(Chart and figure data)
>>>>

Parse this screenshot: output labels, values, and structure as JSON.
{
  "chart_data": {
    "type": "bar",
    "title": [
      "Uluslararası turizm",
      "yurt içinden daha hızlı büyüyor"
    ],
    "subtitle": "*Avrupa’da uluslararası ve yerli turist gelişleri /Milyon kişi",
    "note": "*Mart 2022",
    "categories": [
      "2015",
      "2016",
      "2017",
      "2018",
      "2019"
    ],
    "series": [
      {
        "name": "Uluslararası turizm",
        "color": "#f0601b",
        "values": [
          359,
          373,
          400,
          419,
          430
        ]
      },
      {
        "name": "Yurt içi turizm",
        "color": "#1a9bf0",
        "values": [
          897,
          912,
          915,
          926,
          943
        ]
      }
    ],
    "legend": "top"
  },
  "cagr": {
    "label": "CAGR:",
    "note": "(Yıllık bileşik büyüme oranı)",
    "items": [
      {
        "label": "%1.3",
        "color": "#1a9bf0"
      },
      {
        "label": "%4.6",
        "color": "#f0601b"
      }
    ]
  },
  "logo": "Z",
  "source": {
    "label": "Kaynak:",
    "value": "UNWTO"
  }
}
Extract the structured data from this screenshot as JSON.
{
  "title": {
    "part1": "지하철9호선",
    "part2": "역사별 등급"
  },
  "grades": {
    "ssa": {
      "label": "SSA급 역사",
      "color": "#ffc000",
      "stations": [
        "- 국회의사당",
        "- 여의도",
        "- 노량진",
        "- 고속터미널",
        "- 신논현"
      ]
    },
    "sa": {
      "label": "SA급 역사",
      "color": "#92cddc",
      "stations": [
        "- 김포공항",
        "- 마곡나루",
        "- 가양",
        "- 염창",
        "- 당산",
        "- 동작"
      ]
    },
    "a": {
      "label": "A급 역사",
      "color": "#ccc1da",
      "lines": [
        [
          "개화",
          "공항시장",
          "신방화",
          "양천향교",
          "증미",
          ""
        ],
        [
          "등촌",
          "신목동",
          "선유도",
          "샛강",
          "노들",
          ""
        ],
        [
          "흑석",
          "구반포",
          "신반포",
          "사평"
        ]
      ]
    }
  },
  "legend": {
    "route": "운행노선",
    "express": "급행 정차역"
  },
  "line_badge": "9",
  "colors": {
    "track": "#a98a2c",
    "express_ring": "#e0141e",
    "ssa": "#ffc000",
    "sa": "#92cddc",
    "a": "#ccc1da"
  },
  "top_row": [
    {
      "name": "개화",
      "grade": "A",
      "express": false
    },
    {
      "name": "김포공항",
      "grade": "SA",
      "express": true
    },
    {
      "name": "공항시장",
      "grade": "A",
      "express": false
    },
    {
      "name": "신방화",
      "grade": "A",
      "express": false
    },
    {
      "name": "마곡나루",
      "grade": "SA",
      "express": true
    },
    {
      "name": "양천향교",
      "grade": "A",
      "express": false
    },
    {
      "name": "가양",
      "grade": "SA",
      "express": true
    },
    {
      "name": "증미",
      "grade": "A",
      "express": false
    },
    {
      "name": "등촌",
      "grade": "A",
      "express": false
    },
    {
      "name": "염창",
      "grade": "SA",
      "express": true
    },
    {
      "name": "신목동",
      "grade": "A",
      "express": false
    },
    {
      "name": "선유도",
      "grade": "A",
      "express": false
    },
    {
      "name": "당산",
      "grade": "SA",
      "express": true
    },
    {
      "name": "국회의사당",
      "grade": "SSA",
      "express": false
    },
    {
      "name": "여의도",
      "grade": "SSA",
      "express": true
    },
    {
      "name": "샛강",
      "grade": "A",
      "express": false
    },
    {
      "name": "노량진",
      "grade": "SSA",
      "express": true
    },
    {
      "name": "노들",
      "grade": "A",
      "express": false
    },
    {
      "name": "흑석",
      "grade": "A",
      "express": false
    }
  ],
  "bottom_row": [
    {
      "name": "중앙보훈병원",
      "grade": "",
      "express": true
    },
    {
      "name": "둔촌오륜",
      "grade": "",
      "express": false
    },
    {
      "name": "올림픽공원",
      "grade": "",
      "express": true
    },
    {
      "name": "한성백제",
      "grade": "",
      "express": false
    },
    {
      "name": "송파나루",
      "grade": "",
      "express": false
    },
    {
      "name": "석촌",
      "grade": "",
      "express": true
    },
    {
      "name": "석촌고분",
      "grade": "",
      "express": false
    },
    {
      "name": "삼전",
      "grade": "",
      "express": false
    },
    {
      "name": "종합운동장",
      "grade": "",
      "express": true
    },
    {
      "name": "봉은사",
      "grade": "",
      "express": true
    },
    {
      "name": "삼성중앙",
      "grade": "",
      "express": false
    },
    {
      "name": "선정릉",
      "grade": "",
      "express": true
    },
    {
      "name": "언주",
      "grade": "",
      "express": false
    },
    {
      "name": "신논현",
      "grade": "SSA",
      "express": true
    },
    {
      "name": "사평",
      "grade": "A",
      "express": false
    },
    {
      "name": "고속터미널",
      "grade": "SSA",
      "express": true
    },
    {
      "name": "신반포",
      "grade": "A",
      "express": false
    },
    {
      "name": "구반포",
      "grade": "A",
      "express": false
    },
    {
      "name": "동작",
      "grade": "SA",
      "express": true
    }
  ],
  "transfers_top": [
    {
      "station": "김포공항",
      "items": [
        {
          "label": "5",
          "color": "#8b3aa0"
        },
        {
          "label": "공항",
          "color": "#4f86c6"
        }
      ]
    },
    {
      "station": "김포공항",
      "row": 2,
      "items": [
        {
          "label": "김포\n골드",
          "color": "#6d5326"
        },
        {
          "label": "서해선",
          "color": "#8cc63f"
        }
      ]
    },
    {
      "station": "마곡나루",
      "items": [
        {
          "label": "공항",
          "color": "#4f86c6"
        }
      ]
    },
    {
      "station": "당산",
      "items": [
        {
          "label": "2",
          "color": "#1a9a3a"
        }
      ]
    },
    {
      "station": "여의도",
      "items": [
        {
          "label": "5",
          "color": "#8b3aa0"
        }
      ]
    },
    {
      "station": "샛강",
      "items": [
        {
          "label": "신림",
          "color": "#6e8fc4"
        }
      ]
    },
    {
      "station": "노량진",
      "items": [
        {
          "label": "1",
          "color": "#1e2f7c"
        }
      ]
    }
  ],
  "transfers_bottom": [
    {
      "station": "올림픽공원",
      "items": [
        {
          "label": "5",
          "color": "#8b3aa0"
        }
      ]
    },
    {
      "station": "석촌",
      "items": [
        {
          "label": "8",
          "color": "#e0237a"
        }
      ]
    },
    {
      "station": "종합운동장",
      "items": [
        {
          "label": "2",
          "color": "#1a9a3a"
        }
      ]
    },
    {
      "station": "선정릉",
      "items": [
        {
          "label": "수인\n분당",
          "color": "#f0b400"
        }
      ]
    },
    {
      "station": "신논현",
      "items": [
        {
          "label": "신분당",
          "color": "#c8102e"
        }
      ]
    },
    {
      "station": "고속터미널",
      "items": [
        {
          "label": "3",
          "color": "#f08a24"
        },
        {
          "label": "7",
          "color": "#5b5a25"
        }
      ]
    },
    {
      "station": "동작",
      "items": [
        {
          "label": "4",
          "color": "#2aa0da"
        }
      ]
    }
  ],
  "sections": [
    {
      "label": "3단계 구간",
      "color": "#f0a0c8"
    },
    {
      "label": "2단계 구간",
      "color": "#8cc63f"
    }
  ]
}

<<<<

Copy every line of the records word for word.

Parse this screenshot: output labels, values, and structure as JSON.
{
  "chart_data": {
    "type": "bar",
    "title": [
      "Uluslararası turizm",
      "yurt içinden daha hızlı büyüyor"
    ],
    "subtitle": "*Avrupa’da uluslararası ve yerli turist gelişleri /Milyon kişi",
    "note": "*Mart 2022",
    "categories": [
      "2015",
      "2016",
      "2017",
      "2018",
      "2019"
    ],
    "series": [
      {
        "name": "Uluslararası turizm",
        "color": "#f0601b",
        "values": [
          359,
          373,
          400,
          419,
          430
        ]
      },
      {
        "name": "Yurt içi turizm",
        "color": "#1a9bf0",
        "values": [
          897,
          912,
          915,
          926,
          943
        ]
      }
    ],
    "legend": "top"
  },
  "cagr": {
    "label": "CAGR:",
    "note": "(Yıllık bileşik büyüme oranı)",
    "items": [
      {
        "label": "%1.3",
        "color": "#1a9bf0"
      },
      {
        "label": "%4.6",
        "color": "#f0601b"
      }
    ]
  },
  "logo": "Z",
  "source": {
    "label": "Kaynak:",
    "value": "UNWTO"
  }
}
Extract the structured data from this screenshot as JSON.
{
  "title": {
    "part1": "지하철9호선",
    "part2": "역사별 등급"
  },
  "grades": {
    "ssa": {
      "label": "SSA급 역사",
      "color": "#ffc000",
      "stations": [
        "- 국회의사당",
        "- 여의도",
        "- 노량진",
        "- 고속터미널",
        "- 신논현"
      ]
    },
    "sa": {
      "label": "SA급 역사",
      "color": "#92cddc",
      "stations": [
        "- 김포공항",
        "- 마곡나루",
        "- 가양",
        "- 염창",
        "- 당산",
        "- 동작"
      ]
    },
    "a": {
      "label": "A급 역사",
      "color": "#ccc1da",
      "lines": [
        [
          "개화",
          "공항시장",
          "신방화",
          "양천향교",
          "증미",
          ""
        ],
        [
          "등촌",
          "신목동",
          "선유도",
          "샛강",
          "노들",
          ""
        ],
        [
          "흑석",
          "구반포",
          "신반포",
          "사평"
        ]
      ]
    }
  },
  "legend": {
    "route": "운행노선",
    "express": "급행 정차역"
  },
  "line_badge": "9",
  "colors": {
    "track": "#a98a2c",
    "express_ring": "#e0141e",
    "ssa": "#ffc000",
    "sa": "#92cddc",
    "a": "#ccc1da"
  },
  "top_row": [
    {
      "name": "개화",
      "grade": "A",
      "express": false
    },
    {
      "name": "김포공항",
      "grade": "SA",
      "express": true
    },
    {
      "name": "공항시장",
      "grade": "A",
      "express": false
    },
    {
      "name": "신방화",
      "grade": "A",
      "express": false
    },
    {
      "name": "마곡나루",
      "grade": "SA",
      "express": true
    },
    {
      "name": "양천향교",
      "grade": "A",
      "express": false
    },
    {
      "name": "가양",
      "grade": "SA",
      "express": true
    },
    {
      "name": "증미",
      "grade": "A",
      "express": false
    },
    {
      "name": "등촌",
      "grade": "A",
      "express": false
    },
    {
      "name": "염창",
      "grade": "SA",
      "express": true
    },
    {
      "name": "신목동",
      "grade": "A",
      "express": false
    },
    {
      "name": "선유도",
      "grade": "A",
      "express": false
    },
    {
      "name": "당산",
      "grade": "SA",
      "express": true
    },
    {
      "name": "국회의사당",
      "grade": "SSA",
      "express": false
    },
    {
      "name": "여의도",
      "grade": "SSA",
      "express": true
    },
    {
      "name": "샛강",
      "grade": "A",
      "express": false
    },
    {
      "name": "노량진",
      "grade": "SSA",
      "express": true
    },
    {
      "name": "노들",
      "grade": "A",
      "express": false
    },
    {
      "name": "흑석",
      "grade": "A",
      "express": false
    }
  ],
  "bottom_row": [
    {
      "name": "중앙보훈병원",
      "grade": "",
      "express": true
    },
    {
      "name": "둔촌오륜",
      "grade": "",
      "express": false
    },
    {
      "name": "올림픽공원",
      "grade": "",
      "express": true
    },
    {
      "name": "한성백제",
      "grade": "",
      "express": false
    },
    {
      "name": "송파나루",
      "grade": "",
      "express": false
    },
    {
      "name": "석촌",
      "grade": "",
      "express": true
    },
    {
      "name": "석촌고분",
      "grade": "",
      "express": false
    },
    {
      "name": "삼전",
      "grade": "",
      "express": false
    },
    {
      "name": "종합운동장",
      "grade": "",
      "express": true
    },
    {
      "name": "봉은사",
      "grade": "",
      "express": true
    },
    {
      "name": "삼성중앙",
      "grade": "",
      "express": false
    },
    {
      "name": "선정릉",
      "grade": "",
      "express": true
    },
    {
      "name": "언주",
      "grade": "",
      "express": false
    },
    {
      "name": "신논현",
      "grade": "SSA",
      "express": true
    },
    {
      "name": "사평",
      "grade": "A",
      "express": false
    },
    {
      "name": "고속터미널",
      "grade": "SSA",
      "express": true
    },
    {
      "name": "신반포",
      "grade": "A",
      "express": false
    },
    {
      "name": "구반포",
      "grade": "A",
      "express": false
    },
    {
      "name": "동작",
      "grade": "SA",
      "express": true
    }
  ],
  "transfers_top": [
    {
      "station": "김포공항",
      "items": [
        {
          "label": "5",
          "color": "#8b3aa0"
        },
        {
          "label": "공항",
          "color": "#4f86c6"
        }
      ]
    },
    {
      "station": "김포공항",
      "row": 2,
      "items": [
        {
          "label": "김포\n골드",
          "color": "#6d5326"
        },
        {
          "label": "서해선",
          "color": "#8cc63f"
        }
      ]
    },
    {
      "station": "마곡나루",
      "items": [
        {
          "label": "공항",
          "color": "#4f86c6"
        }
      ]
    },
    {
      "station": "당산",
      "items": [
        {
          "label": "2",
          "color": "#1a9a3a"
        }
      ]
    },
    {
      "station": "여의도",
      "items": [
        {
          "label": "5",
          "color": "#8b3aa0"
        }
      ]
    },
    {
      "station": "샛강",
      "items": [
        {
          "label": "신림",
          "color": "#6e8fc4"
        }
      ]
    },
    {
      "station": "노량진",
      "items": [
        {
          "label": "1",
          "color": "#1e2f7c"
        }
      ]
    }
  ],
  "transfers_bottom": [
    {
      "station": "올림픽공원",
      "items": [
        {
          "label": "5",
          "color": "#8b3aa0"
        }
      ]
    },
    {
      "station": "석촌",
      "items": [
        {
          "label": "8",
          "color": "#e0237a"
        }
      ]
    },
    {
      "station": "종합운동장",
      "items": [
        {
          "label": "2",
          "color": "#1a9a3a"
        }
      ]
    },
    {
      "station": "선정릉",
      "items": [
        {
          "label": "수인\n분당",
          "color": "#f0b400"
        }
      ]
    },
    {
      "station": "신논현",
      "items": [
        {
          "label": "신분당",
          "color": "#c8102e"
        }
      ]
    },
    {
      "station": "고속터미널",
      "items": [
        {
          "label": "3",
          "color": "#f08a24"
        },
        {
          "label": "7",
          "color": "#5b5a25"
        }
      ]
    },
    {
      "station": "동작",
      "items": [
        {
          "label": "4",
          "color": "#2aa0da"
        }
      ]
    }
  ],
  "sections": [
    {
      "label": "3단계 구간",
      "color": "#f0a0c8"
    },
    {
      "label": "2단계 구간",
      "color": "#8cc63f"
    }
  ]
}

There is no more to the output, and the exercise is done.